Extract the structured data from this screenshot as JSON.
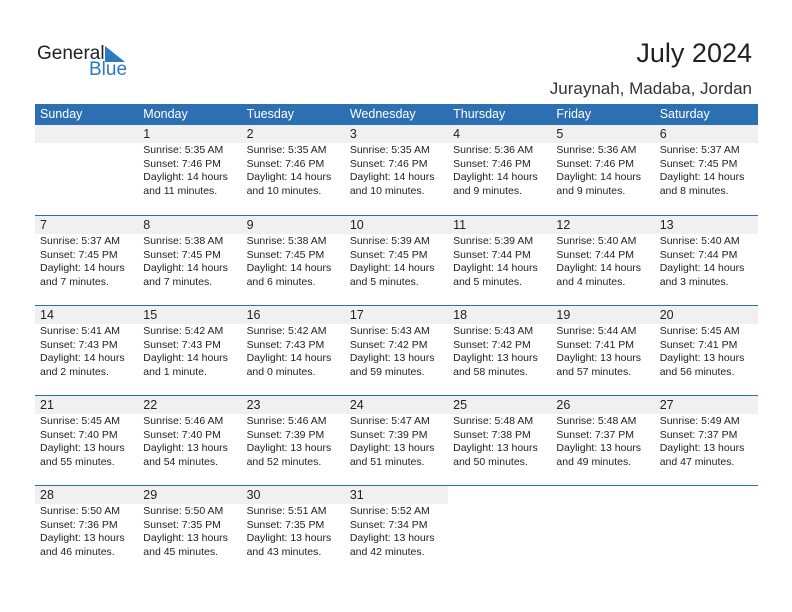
{
  "logo": {
    "line1": "General",
    "line2": "Blue"
  },
  "header": {
    "title": "July 2024",
    "location": "Juraynah, Madaba, Jordan"
  },
  "days_of_week": [
    "Sunday",
    "Monday",
    "Tuesday",
    "Wednesday",
    "Thursday",
    "Friday",
    "Saturday"
  ],
  "colors": {
    "header_bg": "#2d6fb3",
    "logo_blue": "#2a7ac0"
  },
  "weeks": [
    [
      null,
      {
        "date": "1",
        "sunrise": "Sunrise: 5:35 AM",
        "sunset": "Sunset: 7:46 PM",
        "daylight": "Daylight: 14 hours",
        "minutes": "and 11 minutes."
      },
      {
        "date": "2",
        "sunrise": "Sunrise: 5:35 AM",
        "sunset": "Sunset: 7:46 PM",
        "daylight": "Daylight: 14 hours",
        "minutes": "and 10 minutes."
      },
      {
        "date": "3",
        "sunrise": "Sunrise: 5:35 AM",
        "sunset": "Sunset: 7:46 PM",
        "daylight": "Daylight: 14 hours",
        "minutes": "and 10 minutes."
      },
      {
        "date": "4",
        "sunrise": "Sunrise: 5:36 AM",
        "sunset": "Sunset: 7:46 PM",
        "daylight": "Daylight: 14 hours",
        "minutes": "and 9 minutes."
      },
      {
        "date": "5",
        "sunrise": "Sunrise: 5:36 AM",
        "sunset": "Sunset: 7:46 PM",
        "daylight": "Daylight: 14 hours",
        "minutes": "and 9 minutes."
      },
      {
        "date": "6",
        "sunrise": "Sunrise: 5:37 AM",
        "sunset": "Sunset: 7:45 PM",
        "daylight": "Daylight: 14 hours",
        "minutes": "and 8 minutes."
      }
    ],
    [
      {
        "date": "7",
        "sunrise": "Sunrise: 5:37 AM",
        "sunset": "Sunset: 7:45 PM",
        "daylight": "Daylight: 14 hours",
        "minutes": "and 7 minutes."
      },
      {
        "date": "8",
        "sunrise": "Sunrise: 5:38 AM",
        "sunset": "Sunset: 7:45 PM",
        "daylight": "Daylight: 14 hours",
        "minutes": "and 7 minutes."
      },
      {
        "date": "9",
        "sunrise": "Sunrise: 5:38 AM",
        "sunset": "Sunset: 7:45 PM",
        "daylight": "Daylight: 14 hours",
        "minutes": "and 6 minutes."
      },
      {
        "date": "10",
        "sunrise": "Sunrise: 5:39 AM",
        "sunset": "Sunset: 7:45 PM",
        "daylight": "Daylight: 14 hours",
        "minutes": "and 5 minutes."
      },
      {
        "date": "11",
        "sunrise": "Sunrise: 5:39 AM",
        "sunset": "Sunset: 7:44 PM",
        "daylight": "Daylight: 14 hours",
        "minutes": "and 5 minutes."
      },
      {
        "date": "12",
        "sunrise": "Sunrise: 5:40 AM",
        "sunset": "Sunset: 7:44 PM",
        "daylight": "Daylight: 14 hours",
        "minutes": "and 4 minutes."
      },
      {
        "date": "13",
        "sunrise": "Sunrise: 5:40 AM",
        "sunset": "Sunset: 7:44 PM",
        "daylight": "Daylight: 14 hours",
        "minutes": "and 3 minutes."
      }
    ],
    [
      {
        "date": "14",
        "sunrise": "Sunrise: 5:41 AM",
        "sunset": "Sunset: 7:43 PM",
        "daylight": "Daylight: 14 hours",
        "minutes": "and 2 minutes."
      },
      {
        "date": "15",
        "sunrise": "Sunrise: 5:42 AM",
        "sunset": "Sunset: 7:43 PM",
        "daylight": "Daylight: 14 hours",
        "minutes": "and 1 minute."
      },
      {
        "date": "16",
        "sunrise": "Sunrise: 5:42 AM",
        "sunset": "Sunset: 7:43 PM",
        "daylight": "Daylight: 14 hours",
        "minutes": "and 0 minutes."
      },
      {
        "date": "17",
        "sunrise": "Sunrise: 5:43 AM",
        "sunset": "Sunset: 7:42 PM",
        "daylight": "Daylight: 13 hours",
        "minutes": "and 59 minutes."
      },
      {
        "date": "18",
        "sunrise": "Sunrise: 5:43 AM",
        "sunset": "Sunset: 7:42 PM",
        "daylight": "Daylight: 13 hours",
        "minutes": "and 58 minutes."
      },
      {
        "date": "19",
        "sunrise": "Sunrise: 5:44 AM",
        "sunset": "Sunset: 7:41 PM",
        "daylight": "Daylight: 13 hours",
        "minutes": "and 57 minutes."
      },
      {
        "date": "20",
        "sunrise": "Sunrise: 5:45 AM",
        "sunset": "Sunset: 7:41 PM",
        "daylight": "Daylight: 13 hours",
        "minutes": "and 56 minutes."
      }
    ],
    [
      {
        "date": "21",
        "sunrise": "Sunrise: 5:45 AM",
        "sunset": "Sunset: 7:40 PM",
        "daylight": "Daylight: 13 hours",
        "minutes": "and 55 minutes."
      },
      {
        "date": "22",
        "sunrise": "Sunrise: 5:46 AM",
        "sunset": "Sunset: 7:40 PM",
        "daylight": "Daylight: 13 hours",
        "minutes": "and 54 minutes."
      },
      {
        "date": "23",
        "sunrise": "Sunrise: 5:46 AM",
        "sunset": "Sunset: 7:39 PM",
        "daylight": "Daylight: 13 hours",
        "minutes": "and 52 minutes."
      },
      {
        "date": "24",
        "sunrise": "Sunrise: 5:47 AM",
        "sunset": "Sunset: 7:39 PM",
        "daylight": "Daylight: 13 hours",
        "minutes": "and 51 minutes."
      },
      {
        "date": "25",
        "sunrise": "Sunrise: 5:48 AM",
        "sunset": "Sunset: 7:38 PM",
        "daylight": "Daylight: 13 hours",
        "minutes": "and 50 minutes."
      },
      {
        "date": "26",
        "sunrise": "Sunrise: 5:48 AM",
        "sunset": "Sunset: 7:37 PM",
        "daylight": "Daylight: 13 hours",
        "minutes": "and 49 minutes."
      },
      {
        "date": "27",
        "sunrise": "Sunrise: 5:49 AM",
        "sunset": "Sunset: 7:37 PM",
        "daylight": "Daylight: 13 hours",
        "minutes": "and 47 minutes."
      }
    ],
    [
      {
        "date": "28",
        "sunrise": "Sunrise: 5:50 AM",
        "sunset": "Sunset: 7:36 PM",
        "daylight": "Daylight: 13 hours",
        "minutes": "and 46 minutes."
      },
      {
        "date": "29",
        "sunrise": "Sunrise: 5:50 AM",
        "sunset": "Sunset: 7:35 PM",
        "daylight": "Daylight: 13 hours",
        "minutes": "and 45 minutes."
      },
      {
        "date": "30",
        "sunrise": "Sunrise: 5:51 AM",
        "sunset": "Sunset: 7:35 PM",
        "daylight": "Daylight: 13 hours",
        "minutes": "and 43 minutes."
      },
      {
        "date": "31",
        "sunrise": "Sunrise: 5:52 AM",
        "sunset": "Sunset: 7:34 PM",
        "daylight": "Daylight: 13 hours",
        "minutes": "and 42 minutes."
      },
      null,
      null,
      null
    ]
  ]
}
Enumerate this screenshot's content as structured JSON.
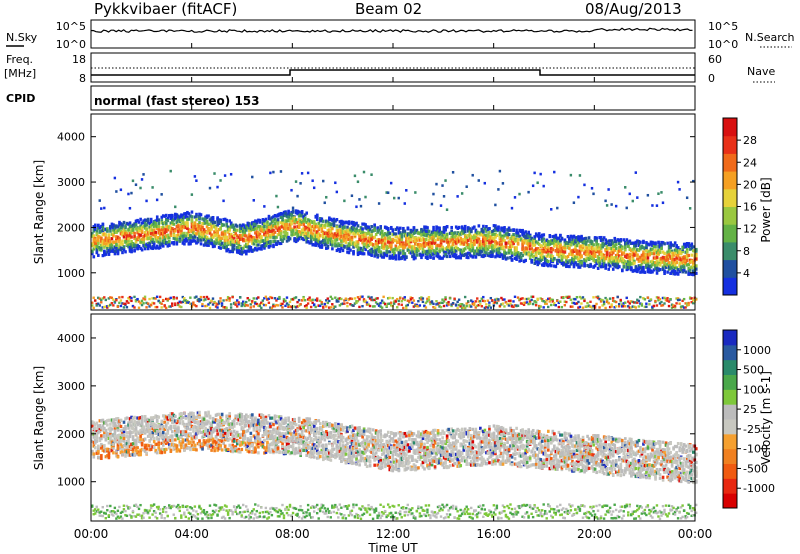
{
  "header": {
    "station": "Pykkvibaer (fitACF)",
    "beam": "Beam 02",
    "date": "08/Aug/2013"
  },
  "noise_panel": {
    "left_label": "N.Sky",
    "right_label": "N.Search",
    "left_ticks": [
      "10^5",
      "10^0"
    ],
    "right_ticks": [
      "10^5",
      "10^0"
    ]
  },
  "freq_panel": {
    "left_label_1": "Freq.",
    "left_label_2": "[MHz]",
    "right_label": "Nave",
    "left_ticks": [
      "18",
      "8"
    ],
    "right_ticks": [
      "60",
      "0"
    ]
  },
  "cpid": {
    "label": "CPID",
    "value": "normal (fast stereo) 153"
  },
  "chart_data": [
    {
      "type": "heatmap",
      "title": "",
      "quantity": "Power",
      "ylabel": "Slant Range [km]",
      "xlabel": "Time UT",
      "ylim": [
        180,
        4500
      ],
      "xlim": [
        0,
        24
      ],
      "yticks": [
        1000,
        2000,
        3000,
        4000
      ],
      "xticks": [
        "00:00",
        "04:00",
        "08:00",
        "12:00",
        "16:00",
        "20:00",
        "00:00"
      ],
      "colorbar": {
        "label": "Power [dB]",
        "ticks": [
          "4",
          "8",
          "12",
          "16",
          "20",
          "24",
          "28"
        ],
        "colors": [
          "#1530e0",
          "#2050a0",
          "#3a8c6a",
          "#63b245",
          "#9ac840",
          "#e6d23a",
          "#f5a023",
          "#f06a1a",
          "#e83018",
          "#d81010"
        ]
      },
      "main_band": [
        {
          "t": 0,
          "range": 1700
        },
        {
          "t": 2,
          "range": 1850
        },
        {
          "t": 4,
          "range": 2000
        },
        {
          "t": 6,
          "range": 1750
        },
        {
          "t": 8,
          "range": 2050
        },
        {
          "t": 10,
          "range": 1800
        },
        {
          "t": 12,
          "range": 1650
        },
        {
          "t": 16,
          "range": 1700
        },
        {
          "t": 18,
          "range": 1500
        },
        {
          "t": 20,
          "range": 1450
        },
        {
          "t": 22,
          "range": 1350
        },
        {
          "t": 24,
          "range": 1300
        }
      ]
    },
    {
      "type": "heatmap",
      "title": "",
      "quantity": "Velocity",
      "ylabel": "Slant Range [km]",
      "xlabel": "Time UT",
      "ylim": [
        180,
        4500
      ],
      "xlim": [
        0,
        24
      ],
      "yticks": [
        1000,
        2000,
        3000,
        4000
      ],
      "xticks": [
        "00:00",
        "04:00",
        "08:00",
        "12:00",
        "16:00",
        "20:00",
        "00:00"
      ],
      "colorbar": {
        "label": "Velocity [m s-1]",
        "ticks": [
          "1000",
          "500",
          "100",
          "25",
          "-25",
          "-100",
          "-500",
          "-1000"
        ],
        "colors": [
          "#1a2ac0",
          "#2a5aa0",
          "#2a8a6a",
          "#4aa84a",
          "#7ec83a",
          "#bcbcbc",
          "#c8c8c0",
          "#f5a030",
          "#f08020",
          "#f05a10",
          "#e82810",
          "#d80000"
        ]
      },
      "gs_band": [
        {
          "t": 0,
          "range": 1900
        },
        {
          "t": 4,
          "range": 2100
        },
        {
          "t": 8,
          "range": 2000
        },
        {
          "t": 12,
          "range": 1650
        },
        {
          "t": 16,
          "range": 1800
        },
        {
          "t": 20,
          "range": 1600
        },
        {
          "t": 24,
          "range": 1400
        }
      ]
    }
  ]
}
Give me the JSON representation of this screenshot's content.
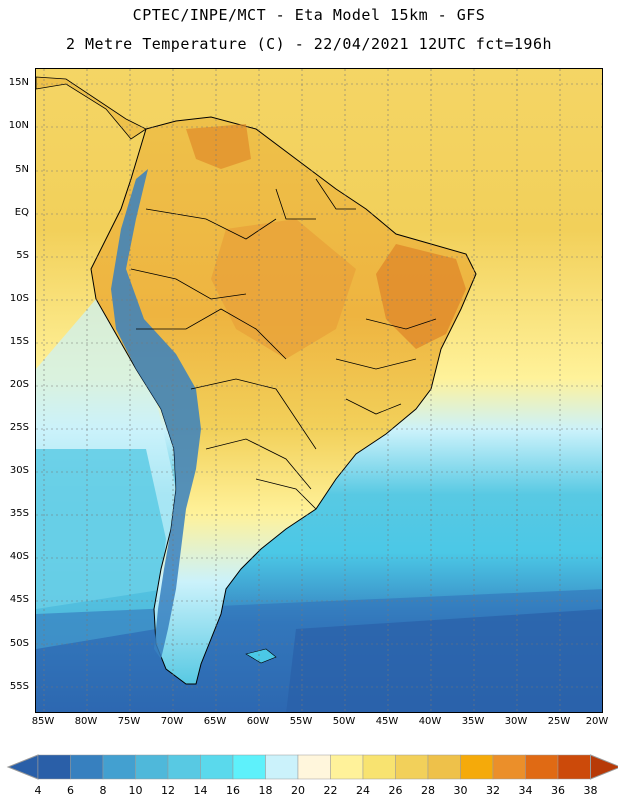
{
  "header": {
    "title_line1": "CPTEC/INPE/MCT -  Eta Model 15km - GFS",
    "title_line2": "2 Metre Temperature (C) - 22/04/2021 12UTC fct=196h"
  },
  "map": {
    "lat_labels": [
      "15N",
      "10N",
      "5N",
      "EQ",
      "5S",
      "10S",
      "15S",
      "20S",
      "25S",
      "30S",
      "35S",
      "40S",
      "45S",
      "50S",
      "55S"
    ],
    "lon_labels": [
      "85W",
      "80W",
      "75W",
      "70W",
      "65W",
      "60W",
      "55W",
      "50W",
      "45W",
      "40W",
      "35W",
      "30W",
      "25W",
      "20W"
    ],
    "gridlines": "dotted",
    "colors": {
      "ocean_south": "#2f6fb8",
      "ocean_mid": "#4bc8e6",
      "ocean_cold_band": "#6fe3f3",
      "ocean_tropical": "#f2d05a",
      "land_hot": "#e59a2f",
      "land_warm": "#f0c24a",
      "andes": "#2d6fae",
      "border": "#000000"
    }
  },
  "colorbar": {
    "labels": [
      "4",
      "6",
      "8",
      "10",
      "12",
      "14",
      "16",
      "18",
      "20",
      "22",
      "24",
      "26",
      "28",
      "30",
      "32",
      "34",
      "36",
      "38"
    ],
    "colors": [
      "#2a5fa8",
      "#3780bf",
      "#43a0d0",
      "#4fb8da",
      "#58c9e3",
      "#5ad9ec",
      "#5ef1fb",
      "#cbf2fb",
      "#fff6dc",
      "#fff29a",
      "#f8e370",
      "#f2d05a",
      "#eec14a",
      "#f5aa0a",
      "#eb8f2a",
      "#e06a14",
      "#cc4a0a",
      "#b73a08"
    ]
  }
}
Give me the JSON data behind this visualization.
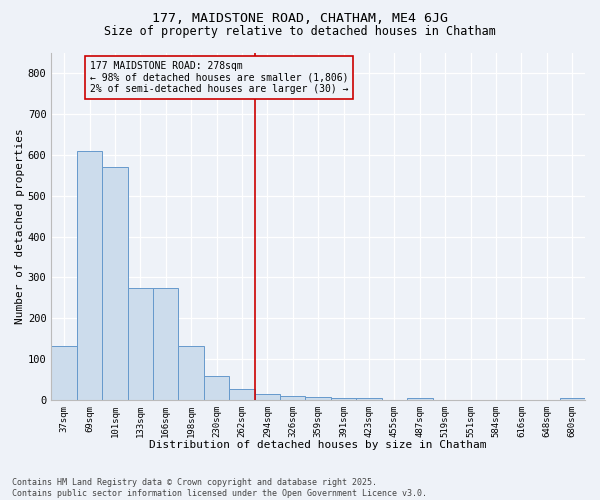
{
  "title_line1": "177, MAIDSTONE ROAD, CHATHAM, ME4 6JG",
  "title_line2": "Size of property relative to detached houses in Chatham",
  "xlabel": "Distribution of detached houses by size in Chatham",
  "ylabel": "Number of detached properties",
  "categories": [
    "37sqm",
    "69sqm",
    "101sqm",
    "133sqm",
    "166sqm",
    "198sqm",
    "230sqm",
    "262sqm",
    "294sqm",
    "326sqm",
    "359sqm",
    "391sqm",
    "423sqm",
    "455sqm",
    "487sqm",
    "519sqm",
    "551sqm",
    "584sqm",
    "616sqm",
    "648sqm",
    "680sqm"
  ],
  "values": [
    133,
    610,
    570,
    275,
    275,
    133,
    60,
    28,
    15,
    10,
    8,
    5,
    5,
    0,
    4,
    0,
    0,
    0,
    0,
    0,
    4
  ],
  "bar_color": "#ccdcec",
  "bar_edge_color": "#6699cc",
  "vline_x": 8.0,
  "vline_color": "#cc0000",
  "annotation_text": "177 MAIDSTONE ROAD: 278sqm\n← 98% of detached houses are smaller (1,806)\n2% of semi-detached houses are larger (30) →",
  "annotation_box_color": "#cc0000",
  "background_color": "#eef2f8",
  "ylim": [
    0,
    850
  ],
  "yticks": [
    0,
    100,
    200,
    300,
    400,
    500,
    600,
    700,
    800
  ],
  "footer_line1": "Contains HM Land Registry data © Crown copyright and database right 2025.",
  "footer_line2": "Contains public sector information licensed under the Open Government Licence v3.0."
}
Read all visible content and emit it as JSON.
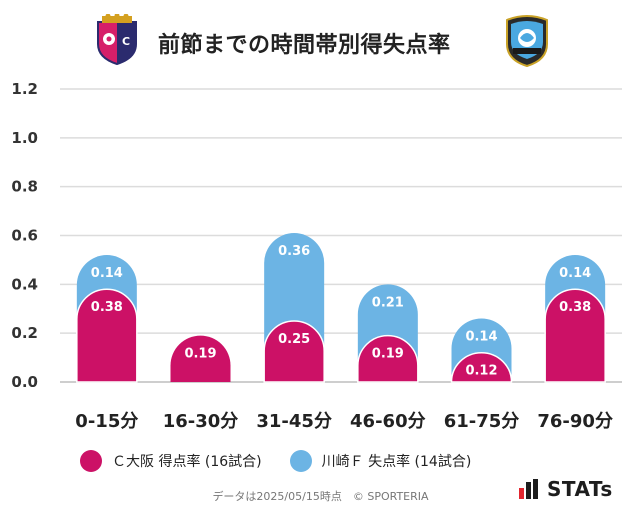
{
  "header": {
    "title": "前節までの時間帯別得失点率",
    "left_logo_icon": "cerezo-osaka-crest-icon",
    "right_logo_icon": "kawasaki-frontale-crest-icon"
  },
  "chart_data": {
    "type": "bar",
    "stacked": true,
    "categories": [
      "0-15分",
      "16-30分",
      "31-45分",
      "46-60分",
      "61-75分",
      "76-90分"
    ],
    "series": [
      {
        "name": "Ｃ大阪 得点率 (16試合)",
        "color": "#cc1166",
        "values": [
          0.38,
          0.19,
          0.25,
          0.19,
          0.12,
          0.38
        ]
      },
      {
        "name": "川崎Ｆ 失点率 (14試合)",
        "color": "#6cb4e4",
        "values": [
          0.14,
          0,
          0.36,
          0.21,
          0.14,
          0.14
        ]
      }
    ],
    "y_ticks": [
      "1.2",
      "1.0",
      "0.8",
      "0.6",
      "0.4",
      "0.2",
      "0.0"
    ],
    "ylim": [
      0,
      1.2
    ],
    "grid": true,
    "legend_position": "bottom"
  },
  "footer": {
    "note": "データは2025/05/15時点　© SPORTERIA",
    "brand": "STATs",
    "brand_icon": "stats-bars-icon"
  }
}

· · ·

DIRECTIONS: Gather up the lines containing the word "houses" from these records and copy them.

FINAL RESULT:
  "title_line2": "Size of property relative to detached houses in Chatham",
  "xlabel": "Distribution of detached houses by size in Chatham",
  "annotation_text": "177 MAIDSTONE ROAD: 278sqm\n← 98% of detached houses are smaller (1,806)\n2% of semi-detached houses are larger (30) →",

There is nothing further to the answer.